** Start of DATASET **

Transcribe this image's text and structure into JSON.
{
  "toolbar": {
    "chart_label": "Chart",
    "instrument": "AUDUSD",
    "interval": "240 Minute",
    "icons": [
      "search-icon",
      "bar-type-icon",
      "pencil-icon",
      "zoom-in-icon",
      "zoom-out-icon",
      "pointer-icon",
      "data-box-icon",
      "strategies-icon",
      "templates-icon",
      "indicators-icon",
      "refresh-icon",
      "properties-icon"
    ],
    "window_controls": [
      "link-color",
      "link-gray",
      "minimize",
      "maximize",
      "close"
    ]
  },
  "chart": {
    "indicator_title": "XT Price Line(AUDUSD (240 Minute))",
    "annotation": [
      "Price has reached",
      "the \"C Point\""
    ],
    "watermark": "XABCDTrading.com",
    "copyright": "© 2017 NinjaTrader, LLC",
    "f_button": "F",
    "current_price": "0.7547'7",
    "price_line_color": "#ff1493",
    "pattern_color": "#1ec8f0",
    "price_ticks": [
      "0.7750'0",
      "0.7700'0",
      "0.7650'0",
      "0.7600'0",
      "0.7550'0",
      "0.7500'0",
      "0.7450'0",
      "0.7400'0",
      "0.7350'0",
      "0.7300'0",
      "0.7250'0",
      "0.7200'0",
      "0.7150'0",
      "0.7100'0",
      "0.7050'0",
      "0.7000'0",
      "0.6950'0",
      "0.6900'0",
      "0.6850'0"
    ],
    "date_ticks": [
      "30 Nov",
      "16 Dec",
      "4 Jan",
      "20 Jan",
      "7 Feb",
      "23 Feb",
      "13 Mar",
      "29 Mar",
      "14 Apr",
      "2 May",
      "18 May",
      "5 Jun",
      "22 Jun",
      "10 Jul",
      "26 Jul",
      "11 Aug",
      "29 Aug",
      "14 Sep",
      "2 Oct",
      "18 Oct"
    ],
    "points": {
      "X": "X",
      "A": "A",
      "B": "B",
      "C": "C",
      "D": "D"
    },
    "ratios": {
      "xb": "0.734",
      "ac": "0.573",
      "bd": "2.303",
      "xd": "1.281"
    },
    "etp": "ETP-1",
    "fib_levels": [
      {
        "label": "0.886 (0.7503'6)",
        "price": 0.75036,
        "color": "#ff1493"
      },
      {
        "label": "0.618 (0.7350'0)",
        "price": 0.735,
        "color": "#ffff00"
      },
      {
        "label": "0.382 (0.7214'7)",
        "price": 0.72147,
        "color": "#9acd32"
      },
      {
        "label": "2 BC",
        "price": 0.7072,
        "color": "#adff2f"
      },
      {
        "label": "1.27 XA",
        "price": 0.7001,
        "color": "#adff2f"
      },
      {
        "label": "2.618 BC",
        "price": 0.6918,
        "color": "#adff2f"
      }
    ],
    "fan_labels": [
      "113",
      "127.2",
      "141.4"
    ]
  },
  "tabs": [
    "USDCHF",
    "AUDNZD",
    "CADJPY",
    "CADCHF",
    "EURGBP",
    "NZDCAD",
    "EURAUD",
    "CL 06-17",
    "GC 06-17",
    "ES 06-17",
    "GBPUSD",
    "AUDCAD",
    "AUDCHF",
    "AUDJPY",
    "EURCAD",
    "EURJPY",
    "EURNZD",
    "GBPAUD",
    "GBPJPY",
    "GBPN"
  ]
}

** End of DATASET **

◆ REQUEST ◆
Output the data above exactly, please, line for line.

◆ RESPONSE ◆
Transcribe this image's text and structure into JSON.
{
  "toolbar": {
    "chart_label": "Chart",
    "instrument": "AUDUSD",
    "interval": "240 Minute",
    "icons": [
      "search-icon",
      "bar-type-icon",
      "pencil-icon",
      "zoom-in-icon",
      "zoom-out-icon",
      "pointer-icon",
      "data-box-icon",
      "strategies-icon",
      "templates-icon",
      "indicators-icon",
      "refresh-icon",
      "properties-icon"
    ],
    "window_controls": [
      "link-color",
      "link-gray",
      "minimize",
      "maximize",
      "close"
    ]
  },
  "chart": {
    "indicator_title": "XT Price Line(AUDUSD (240 Minute))",
    "annotation": [
      "Price has reached",
      "the \"C Point\""
    ],
    "watermark": "XABCDTrading.com",
    "copyright": "© 2017 NinjaTrader, LLC",
    "f_button": "F",
    "current_price": "0.7547'7",
    "price_line_color": "#ff1493",
    "pattern_color": "#1ec8f0",
    "price_ticks": [
      "0.7750'0",
      "0.7700'0",
      "0.7650'0",
      "0.7600'0",
      "0.7550'0",
      "0.7500'0",
      "0.7450'0",
      "0.7400'0",
      "0.7350'0",
      "0.7300'0",
      "0.7250'0",
      "0.7200'0",
      "0.7150'0",
      "0.7100'0",
      "0.7050'0",
      "0.7000'0",
      "0.6950'0",
      "0.6900'0",
      "0.6850'0"
    ],
    "date_ticks": [
      "30 Nov",
      "16 Dec",
      "4 Jan",
      "20 Jan",
      "7 Feb",
      "23 Feb",
      "13 Mar",
      "29 Mar",
      "14 Apr",
      "2 May",
      "18 May",
      "5 Jun",
      "22 Jun",
      "10 Jul",
      "26 Jul",
      "11 Aug",
      "29 Aug",
      "14 Sep",
      "2 Oct",
      "18 Oct"
    ],
    "points": {
      "X": "X",
      "A": "A",
      "B": "B",
      "C": "C",
      "D": "D"
    },
    "ratios": {
      "xb": "0.734",
      "ac": "0.573",
      "bd": "2.303",
      "xd": "1.281"
    },
    "etp": "ETP-1",
    "fib_levels": [
      {
        "label": "0.886 (0.7503'6)",
        "price": 0.75036,
        "color": "#ff1493"
      },
      {
        "label": "0.618 (0.7350'0)",
        "price": 0.735,
        "color": "#ffff00"
      },
      {
        "label": "0.382 (0.7214'7)",
        "price": 0.72147,
        "color": "#9acd32"
      },
      {
        "label": "2 BC",
        "price": 0.7072,
        "color": "#adff2f"
      },
      {
        "label": "1.27 XA",
        "price": 0.7001,
        "color": "#adff2f"
      },
      {
        "label": "2.618 BC",
        "price": 0.6918,
        "color": "#adff2f"
      }
    ],
    "fan_labels": [
      "113",
      "127.2",
      "141.4"
    ]
  },
  "tabs": [
    "USDCHF",
    "AUDNZD",
    "CADJPY",
    "CADCHF",
    "EURGBP",
    "NZDCAD",
    "EURAUD",
    "CL 06-17",
    "GC 06-17",
    "ES 06-17",
    "GBPUSD",
    "AUDCAD",
    "AUDCHF",
    "AUDJPY",
    "EURCAD",
    "EURJPY",
    "EURNZD",
    "GBPAUD",
    "GBPJPY",
    "GBPN"
  ]
}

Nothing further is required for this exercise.